(MATERIALS PROVIDED)
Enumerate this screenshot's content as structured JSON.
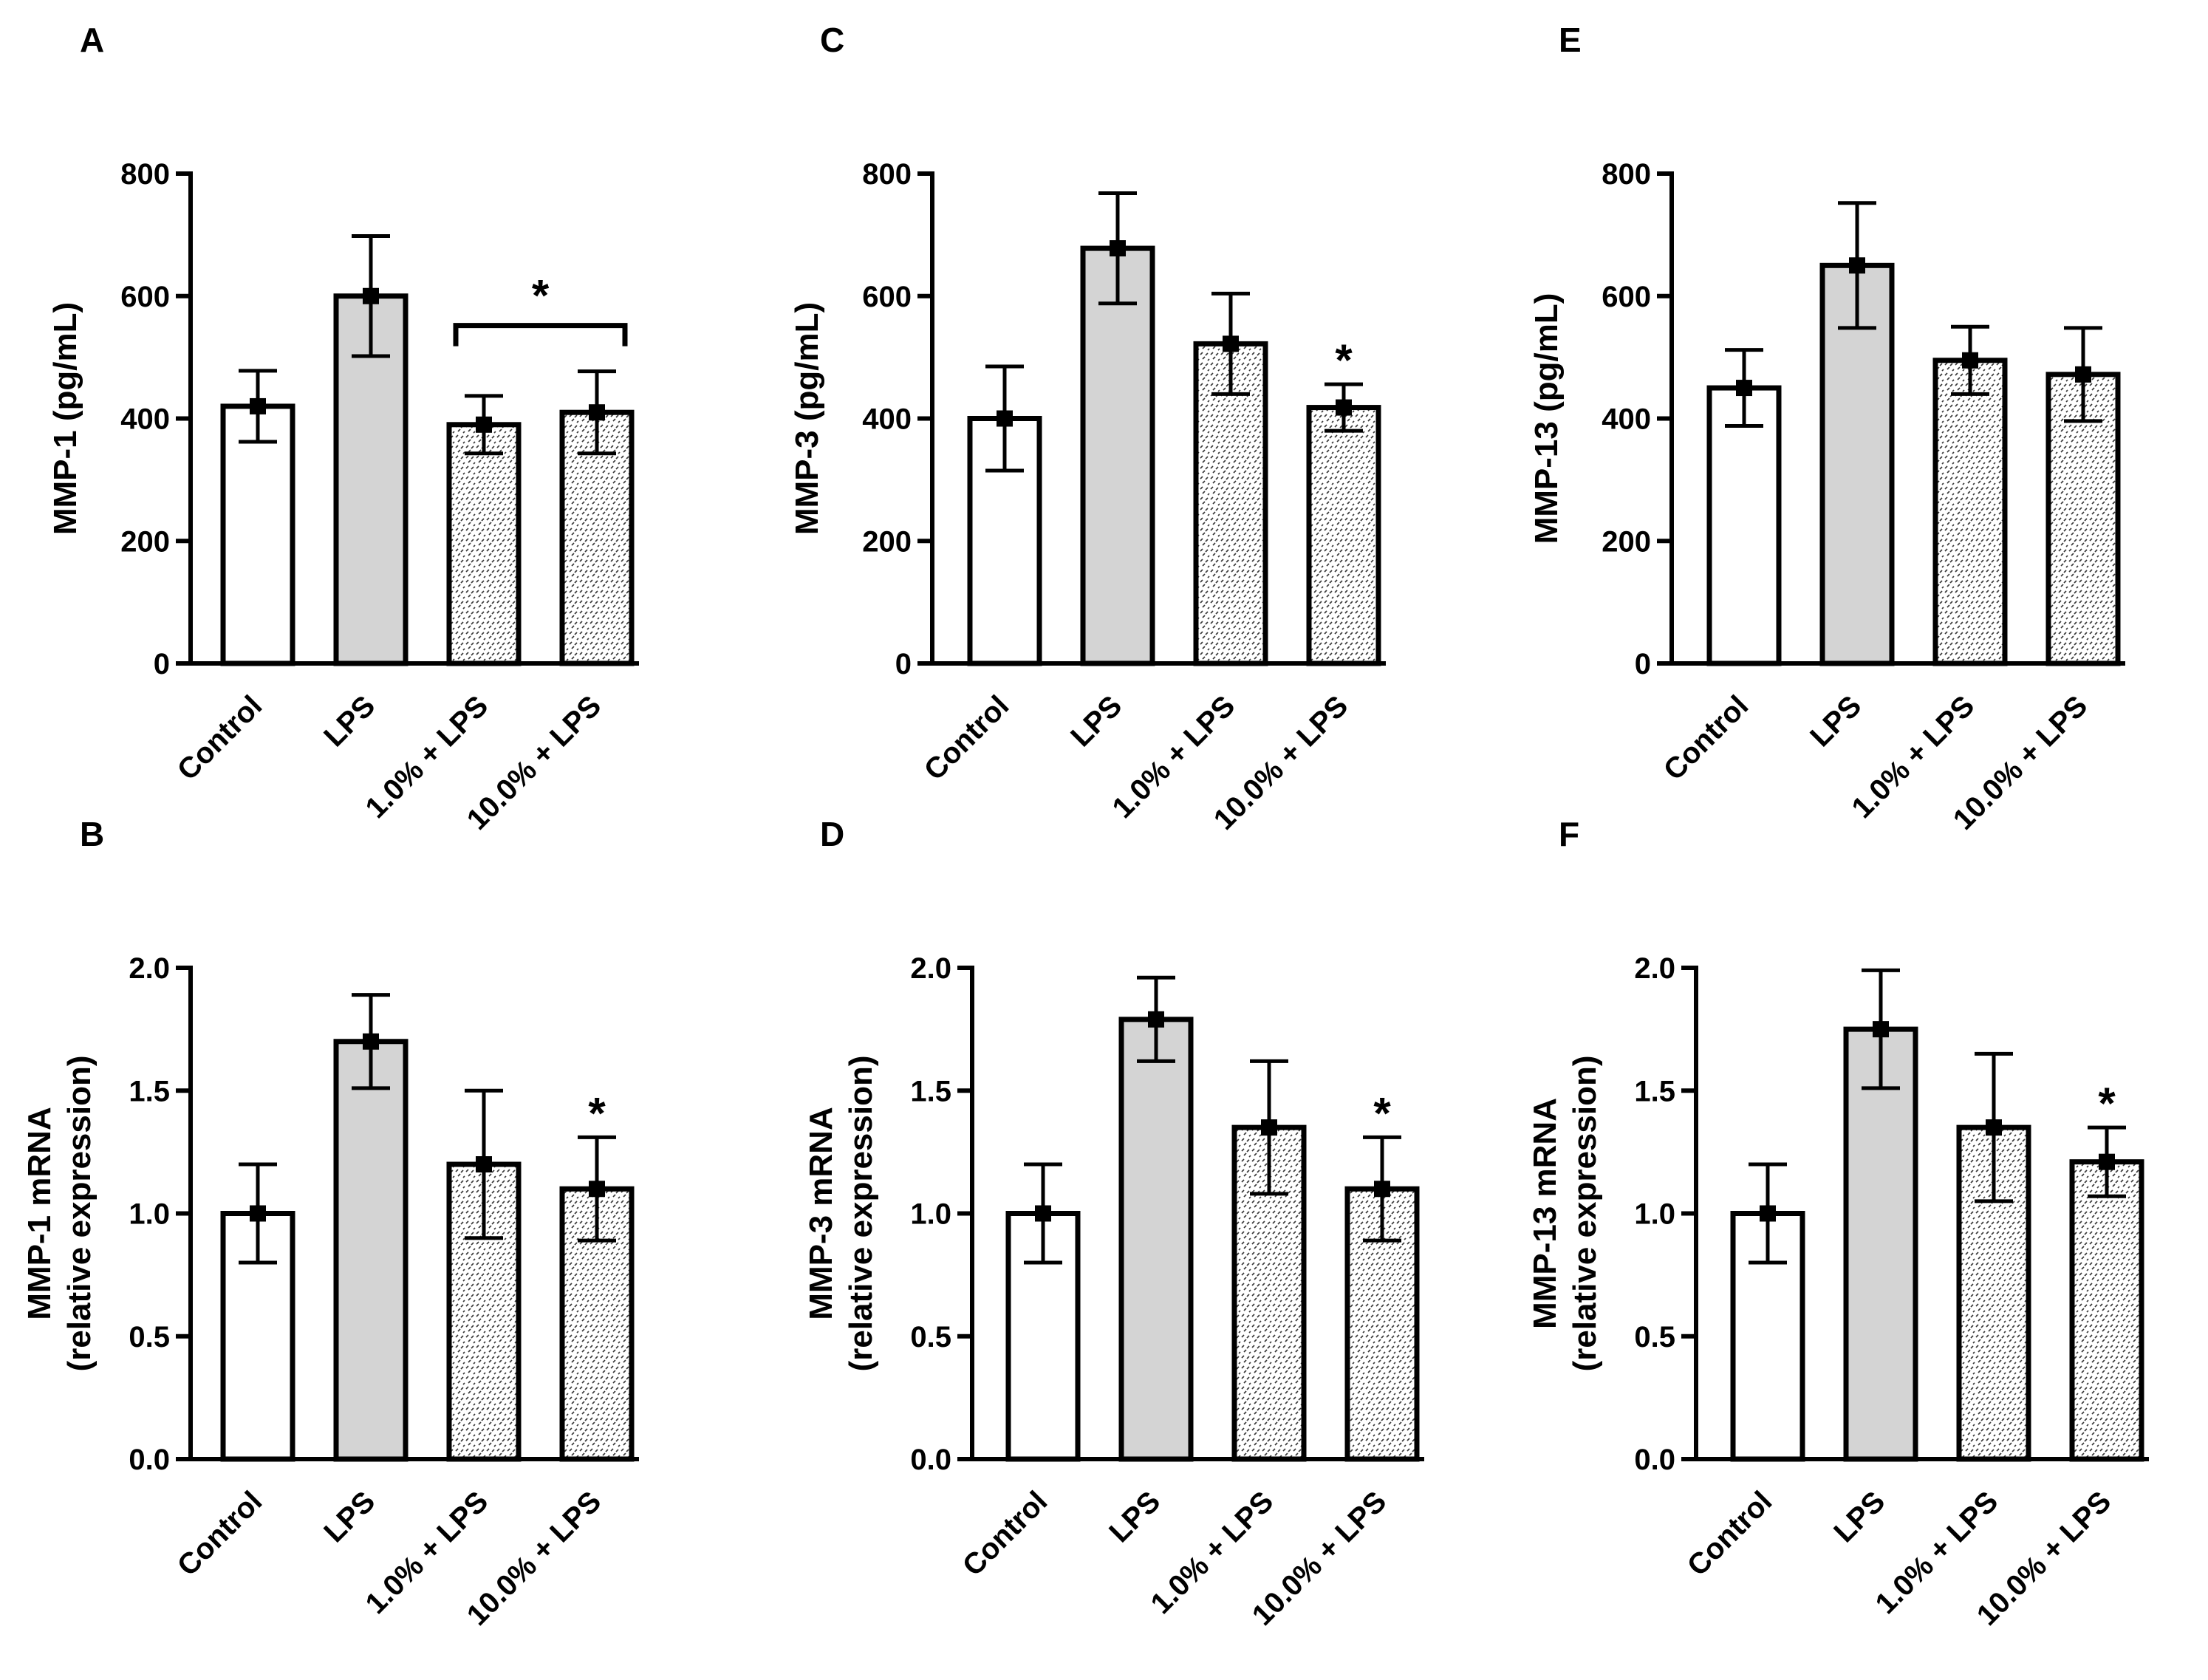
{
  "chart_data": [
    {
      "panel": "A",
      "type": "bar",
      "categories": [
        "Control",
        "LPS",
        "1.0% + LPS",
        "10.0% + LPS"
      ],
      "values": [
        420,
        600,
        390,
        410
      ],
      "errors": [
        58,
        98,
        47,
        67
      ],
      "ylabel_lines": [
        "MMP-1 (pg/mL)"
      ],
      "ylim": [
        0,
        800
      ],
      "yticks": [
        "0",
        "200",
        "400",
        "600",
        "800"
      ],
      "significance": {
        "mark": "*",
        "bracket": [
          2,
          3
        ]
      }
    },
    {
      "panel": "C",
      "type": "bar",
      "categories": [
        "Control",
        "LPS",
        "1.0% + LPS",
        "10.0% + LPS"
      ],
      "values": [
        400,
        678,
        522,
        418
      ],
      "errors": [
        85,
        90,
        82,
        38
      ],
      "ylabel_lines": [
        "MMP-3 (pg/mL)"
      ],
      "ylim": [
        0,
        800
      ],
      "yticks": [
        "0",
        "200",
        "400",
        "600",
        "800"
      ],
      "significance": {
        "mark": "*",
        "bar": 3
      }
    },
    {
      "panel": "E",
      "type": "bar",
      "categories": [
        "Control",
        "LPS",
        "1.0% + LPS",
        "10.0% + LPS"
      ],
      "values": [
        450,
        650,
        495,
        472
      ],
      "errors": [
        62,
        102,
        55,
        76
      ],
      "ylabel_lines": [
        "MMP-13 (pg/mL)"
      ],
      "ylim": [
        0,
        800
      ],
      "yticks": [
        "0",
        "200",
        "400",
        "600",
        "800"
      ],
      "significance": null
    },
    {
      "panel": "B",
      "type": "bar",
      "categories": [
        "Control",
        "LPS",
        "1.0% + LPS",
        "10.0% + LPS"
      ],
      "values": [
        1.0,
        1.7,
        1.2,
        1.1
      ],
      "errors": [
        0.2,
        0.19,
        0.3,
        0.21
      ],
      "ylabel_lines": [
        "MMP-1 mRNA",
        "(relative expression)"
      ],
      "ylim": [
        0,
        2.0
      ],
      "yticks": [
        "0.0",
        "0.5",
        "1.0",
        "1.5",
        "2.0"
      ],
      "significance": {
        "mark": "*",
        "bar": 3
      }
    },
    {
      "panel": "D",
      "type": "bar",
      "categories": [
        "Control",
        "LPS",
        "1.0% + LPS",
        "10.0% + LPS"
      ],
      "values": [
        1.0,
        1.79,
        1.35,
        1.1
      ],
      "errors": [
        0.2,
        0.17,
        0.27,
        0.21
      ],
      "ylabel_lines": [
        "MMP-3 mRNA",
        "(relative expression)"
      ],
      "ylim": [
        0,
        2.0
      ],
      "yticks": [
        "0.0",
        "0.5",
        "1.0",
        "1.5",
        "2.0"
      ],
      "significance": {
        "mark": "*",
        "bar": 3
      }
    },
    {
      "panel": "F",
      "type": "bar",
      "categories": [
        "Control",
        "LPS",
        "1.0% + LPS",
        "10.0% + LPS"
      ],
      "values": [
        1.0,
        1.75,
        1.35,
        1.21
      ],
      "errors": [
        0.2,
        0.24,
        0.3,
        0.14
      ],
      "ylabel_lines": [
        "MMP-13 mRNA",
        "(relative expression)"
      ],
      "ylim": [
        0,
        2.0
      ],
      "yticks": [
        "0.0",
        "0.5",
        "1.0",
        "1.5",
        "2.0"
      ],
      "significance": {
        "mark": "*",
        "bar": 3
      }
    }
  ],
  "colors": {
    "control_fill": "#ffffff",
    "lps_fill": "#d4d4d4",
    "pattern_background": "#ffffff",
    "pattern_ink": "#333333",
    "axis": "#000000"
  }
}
(End MATERIALS PROVIDED)
PROBLEM STATEMENT: Strip the images and return the remaining data exactly.

ANSWER BOX:
Enumerate this screenshot's content as structured JSON.
{
  "chart_data": [
    {
      "panel": "A",
      "type": "bar",
      "categories": [
        "Control",
        "LPS",
        "1.0% + LPS",
        "10.0% + LPS"
      ],
      "values": [
        420,
        600,
        390,
        410
      ],
      "errors": [
        58,
        98,
        47,
        67
      ],
      "ylabel_lines": [
        "MMP-1 (pg/mL)"
      ],
      "ylim": [
        0,
        800
      ],
      "yticks": [
        "0",
        "200",
        "400",
        "600",
        "800"
      ],
      "significance": {
        "mark": "*",
        "bracket": [
          2,
          3
        ]
      }
    },
    {
      "panel": "C",
      "type": "bar",
      "categories": [
        "Control",
        "LPS",
        "1.0% + LPS",
        "10.0% + LPS"
      ],
      "values": [
        400,
        678,
        522,
        418
      ],
      "errors": [
        85,
        90,
        82,
        38
      ],
      "ylabel_lines": [
        "MMP-3 (pg/mL)"
      ],
      "ylim": [
        0,
        800
      ],
      "yticks": [
        "0",
        "200",
        "400",
        "600",
        "800"
      ],
      "significance": {
        "mark": "*",
        "bar": 3
      }
    },
    {
      "panel": "E",
      "type": "bar",
      "categories": [
        "Control",
        "LPS",
        "1.0% + LPS",
        "10.0% + LPS"
      ],
      "values": [
        450,
        650,
        495,
        472
      ],
      "errors": [
        62,
        102,
        55,
        76
      ],
      "ylabel_lines": [
        "MMP-13 (pg/mL)"
      ],
      "ylim": [
        0,
        800
      ],
      "yticks": [
        "0",
        "200",
        "400",
        "600",
        "800"
      ],
      "significance": null
    },
    {
      "panel": "B",
      "type": "bar",
      "categories": [
        "Control",
        "LPS",
        "1.0% + LPS",
        "10.0% + LPS"
      ],
      "values": [
        1.0,
        1.7,
        1.2,
        1.1
      ],
      "errors": [
        0.2,
        0.19,
        0.3,
        0.21
      ],
      "ylabel_lines": [
        "MMP-1 mRNA",
        "(relative expression)"
      ],
      "ylim": [
        0,
        2.0
      ],
      "yticks": [
        "0.0",
        "0.5",
        "1.0",
        "1.5",
        "2.0"
      ],
      "significance": {
        "mark": "*",
        "bar": 3
      }
    },
    {
      "panel": "D",
      "type": "bar",
      "categories": [
        "Control",
        "LPS",
        "1.0% + LPS",
        "10.0% + LPS"
      ],
      "values": [
        1.0,
        1.79,
        1.35,
        1.1
      ],
      "errors": [
        0.2,
        0.17,
        0.27,
        0.21
      ],
      "ylabel_lines": [
        "MMP-3 mRNA",
        "(relative expression)"
      ],
      "ylim": [
        0,
        2.0
      ],
      "yticks": [
        "0.0",
        "0.5",
        "1.0",
        "1.5",
        "2.0"
      ],
      "significance": {
        "mark": "*",
        "bar": 3
      }
    },
    {
      "panel": "F",
      "type": "bar",
      "categories": [
        "Control",
        "LPS",
        "1.0% + LPS",
        "10.0% + LPS"
      ],
      "values": [
        1.0,
        1.75,
        1.35,
        1.21
      ],
      "errors": [
        0.2,
        0.24,
        0.3,
        0.14
      ],
      "ylabel_lines": [
        "MMP-13 mRNA",
        "(relative expression)"
      ],
      "ylim": [
        0,
        2.0
      ],
      "yticks": [
        "0.0",
        "0.5",
        "1.0",
        "1.5",
        "2.0"
      ],
      "significance": {
        "mark": "*",
        "bar": 3
      }
    }
  ],
  "colors": {
    "control_fill": "#ffffff",
    "lps_fill": "#d4d4d4",
    "pattern_background": "#ffffff",
    "pattern_ink": "#333333",
    "axis": "#000000"
  }
}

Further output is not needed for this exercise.